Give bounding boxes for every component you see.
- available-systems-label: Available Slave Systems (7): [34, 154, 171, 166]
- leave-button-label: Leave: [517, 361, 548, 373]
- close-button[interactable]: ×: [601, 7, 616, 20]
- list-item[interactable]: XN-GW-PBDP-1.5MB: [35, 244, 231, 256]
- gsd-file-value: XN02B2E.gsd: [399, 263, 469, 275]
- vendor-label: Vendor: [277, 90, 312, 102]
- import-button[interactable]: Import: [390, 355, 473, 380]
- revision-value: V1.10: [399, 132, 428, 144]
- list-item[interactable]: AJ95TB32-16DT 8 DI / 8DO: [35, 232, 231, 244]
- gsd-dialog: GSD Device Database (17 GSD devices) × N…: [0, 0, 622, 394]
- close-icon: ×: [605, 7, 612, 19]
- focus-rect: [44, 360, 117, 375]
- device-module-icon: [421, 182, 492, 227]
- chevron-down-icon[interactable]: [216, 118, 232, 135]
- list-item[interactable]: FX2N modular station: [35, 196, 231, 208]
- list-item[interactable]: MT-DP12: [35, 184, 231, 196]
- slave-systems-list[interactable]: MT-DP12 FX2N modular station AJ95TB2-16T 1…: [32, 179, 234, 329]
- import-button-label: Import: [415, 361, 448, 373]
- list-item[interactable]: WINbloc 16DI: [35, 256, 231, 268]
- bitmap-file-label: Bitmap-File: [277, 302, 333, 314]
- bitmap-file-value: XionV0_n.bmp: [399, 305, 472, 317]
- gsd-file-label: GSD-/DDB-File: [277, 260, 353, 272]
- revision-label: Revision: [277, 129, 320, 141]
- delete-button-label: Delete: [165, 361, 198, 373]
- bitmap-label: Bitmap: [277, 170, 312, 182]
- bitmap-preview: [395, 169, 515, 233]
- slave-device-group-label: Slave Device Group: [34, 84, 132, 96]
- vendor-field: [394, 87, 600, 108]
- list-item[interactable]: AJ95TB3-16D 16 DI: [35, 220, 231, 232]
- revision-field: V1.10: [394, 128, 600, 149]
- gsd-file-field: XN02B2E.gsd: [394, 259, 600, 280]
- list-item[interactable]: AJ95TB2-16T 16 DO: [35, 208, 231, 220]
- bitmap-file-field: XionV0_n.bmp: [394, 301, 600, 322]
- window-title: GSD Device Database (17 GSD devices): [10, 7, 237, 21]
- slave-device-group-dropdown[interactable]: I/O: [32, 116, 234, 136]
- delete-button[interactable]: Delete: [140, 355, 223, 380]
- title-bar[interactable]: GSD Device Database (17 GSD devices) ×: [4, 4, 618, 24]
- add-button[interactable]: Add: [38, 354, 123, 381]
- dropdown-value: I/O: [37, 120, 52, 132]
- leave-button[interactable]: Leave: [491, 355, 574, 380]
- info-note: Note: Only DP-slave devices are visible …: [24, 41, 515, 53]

* * * *

◆ SHORT EXERCISE: Reproduce every line of the entries above verbatim, without any changes.

◆ EXPECTED ANSWER:
Give bounding boxes for every component you see.
- available-systems-label: Available Slave Systems (7): [34, 154, 171, 166]
- leave-button-label: Leave: [517, 361, 548, 373]
- close-button[interactable]: ×: [601, 7, 616, 20]
- list-item[interactable]: XN-GW-PBDP-1.5MB: [35, 244, 231, 256]
- gsd-file-value: XN02B2E.gsd: [399, 263, 469, 275]
- vendor-label: Vendor: [277, 90, 312, 102]
- import-button[interactable]: Import: [390, 355, 473, 380]
- revision-value: V1.10: [399, 132, 428, 144]
- list-item[interactable]: AJ95TB32-16DT 8 DI / 8DO: [35, 232, 231, 244]
- gsd-dialog: GSD Device Database (17 GSD devices) × N…: [0, 0, 622, 394]
- close-icon: ×: [605, 7, 612, 19]
- focus-rect: [44, 360, 117, 375]
- device-module-icon: [421, 182, 492, 227]
- chevron-down-icon[interactable]: [216, 118, 232, 135]
- list-item[interactable]: FX2N modular station: [35, 196, 231, 208]
- list-item[interactable]: MT-DP12: [35, 184, 231, 196]
- slave-systems-list[interactable]: MT-DP12 FX2N modular station AJ95TB2-16T 1…: [32, 179, 234, 329]
- import-button-label: Import: [415, 361, 448, 373]
- list-item[interactable]: WINbloc 16DI: [35, 256, 231, 268]
- bitmap-file-label: Bitmap-File: [277, 302, 333, 314]
- bitmap-file-value: XionV0_n.bmp: [399, 305, 472, 317]
- gsd-file-label: GSD-/DDB-File: [277, 260, 353, 272]
- revision-label: Revision: [277, 129, 320, 141]
- delete-button-label: Delete: [165, 361, 198, 373]
- bitmap-label: Bitmap: [277, 170, 312, 182]
- bitmap-preview: [395, 169, 515, 233]
- slave-device-group-label: Slave Device Group: [34, 84, 132, 96]
- vendor-field: [394, 87, 600, 108]
- list-item[interactable]: AJ95TB3-16D 16 DI: [35, 220, 231, 232]
- revision-field: V1.10: [394, 128, 600, 149]
- gsd-file-field: XN02B2E.gsd: [394, 259, 600, 280]
- list-item[interactable]: AJ95TB2-16T 16 DO: [35, 208, 231, 220]
- bitmap-file-field: XionV0_n.bmp: [394, 301, 600, 322]
- window-title: GSD Device Database (17 GSD devices): [10, 7, 237, 21]
- slave-device-group-dropdown[interactable]: I/O: [32, 116, 234, 136]
- delete-button[interactable]: Delete: [140, 355, 223, 380]
- title-bar[interactable]: GSD Device Database (17 GSD devices) ×: [4, 4, 618, 24]
- add-button[interactable]: Add: [38, 354, 123, 381]
- dropdown-value: I/O: [37, 120, 52, 132]
- leave-button[interactable]: Leave: [491, 355, 574, 380]
- info-note: Note: Only DP-slave devices are visible …: [24, 41, 515, 53]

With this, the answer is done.